━━━━━ INPUT MATERIAL ━━━━━
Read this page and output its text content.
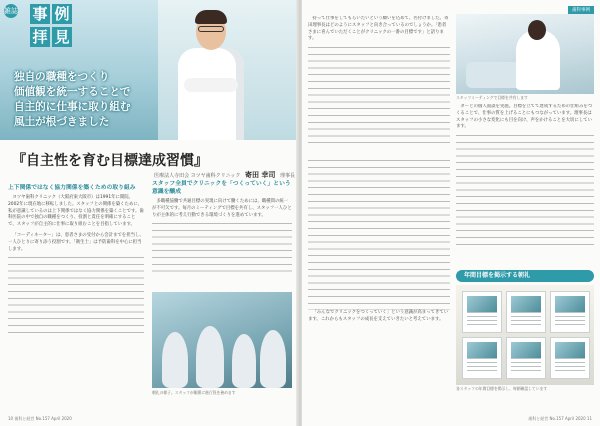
雑誌 事 例
拝 見
独自の職種をつくり
価値観を統一することで
自主的に仕事に取り組む
風土が根づきました
『自主性を育む目標達成習慣』
医療法人寺田会 ヨツヤ歯科クリニック 寄田 幸司 理事長
上下関係ではなく協力関係を築くための取り組み

ヨツヤ歯科クリニック（大阪府東大阪市）は1991年に開院。2002年に現在地に移転しました。スタッフとの関係を築くために、私が意識しているのは上下関係ではなく協力関係を築くことです。歯科医院の中で独自の職種をつくり、役割と責任を明確にすることで、スタッフが自主的に仕事に取り組むことを目指しています。

「コーディネーター」は、患者さまの受付から会計までを担当し、一人ひとりに寄り添う役割です。「衛生士」は予防歯科を中心に担当します。

スタッフ全員でクリニックを「つくっていく」という意識を醸成

多職種協働で共通目標の実現に向けて働くためには、職種間の統一が不可欠です。毎月のミーティングで目標を共有し、スタッフ一人ひとりが主体的に考え行動できる環境づくりを進めています。

朝礼の様子。スタッフが順番に進行役を務めます
10 歯科と経営 No.157 April 2020
歯科事例

持って仕事をしてもらいたいという願いを込めて、名付けました。寄田理事長はどのようにスタッフと向き合っているのでしょうか。「患者さまに喜んでいただくことがクリニックの一番の目標です」と語ります。

スタッフミーティングで目標を共有します

ダーとの個人面談を実施。目標を立てて達成するための仕組みをつくることで、仕事の質を上げることにもつながっています。理事長はスタッフの小さな変化にも目を向け、声をかけることを大切にしています。

「みんなでクリニックをつくっていく」という意識が高まってきています。これからもスタッフの成長を支えていきたいと考えています。

年間目標を掲示する朝礼
各スタッフの年間目標を掲示し、毎朝確認しています
歯科と経営 No.157 April 2020 11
━━━━━
TASK OBJECTIVE |
Go through the material above and print all of it exactly, except the pictures.

FULL SOLUTION |
Read this page and output its text content.
雑誌 事 例
拝 見
独自の職種をつくり
価値観を統一することで
自主的に仕事に取り組む
風土が根づきました
『自主性を育む目標達成習慣』
医療法人寺田会 ヨツヤ歯科クリニック 寄田 幸司 理事長
上下関係ではなく協力関係を築くための取り組み

ヨツヤ歯科クリニック（大阪府東大阪市）は1991年に開院。2002年に現在地に移転しました。スタッフとの関係を築くために、私が意識しているのは上下関係ではなく協力関係を築くことです。歯科医院の中で独自の職種をつくり、役割と責任を明確にすることで、スタッフが自主的に仕事に取り組むことを目指しています。

「コーディネーター」は、患者さまの受付から会計までを担当し、一人ひとりに寄り添う役割です。「衛生士」は予防歯科を中心に担当します。

スタッフ全員でクリニックを「つくっていく」という意識を醸成

多職種協働で共通目標の実現に向けて働くためには、職種間の統一が不可欠です。毎月のミーティングで目標を共有し、スタッフ一人ひとりが主体的に考え行動できる環境づくりを進めています。

朝礼の様子。スタッフが順番に進行役を務めます
10 歯科と経営 No.157 April 2020
歯科事例

持って仕事をしてもらいたいという願いを込めて、名付けました。寄田理事長はどのようにスタッフと向き合っているのでしょうか。「患者さまに喜んでいただくことがクリニックの一番の目標です」と語ります。

スタッフミーティングで目標を共有します

ダーとの個人面談を実施。目標を立てて達成するための仕組みをつくることで、仕事の質を上げることにもつながっています。理事長はスタッフの小さな変化にも目を向け、声をかけることを大切にしています。

「みんなでクリニックをつくっていく」という意識が高まってきています。これからもスタッフの成長を支えていきたいと考えています。

年間目標を掲示する朝礼
各スタッフの年間目標を掲示し、毎朝確認しています
歯科と経営 No.157 April 2020 11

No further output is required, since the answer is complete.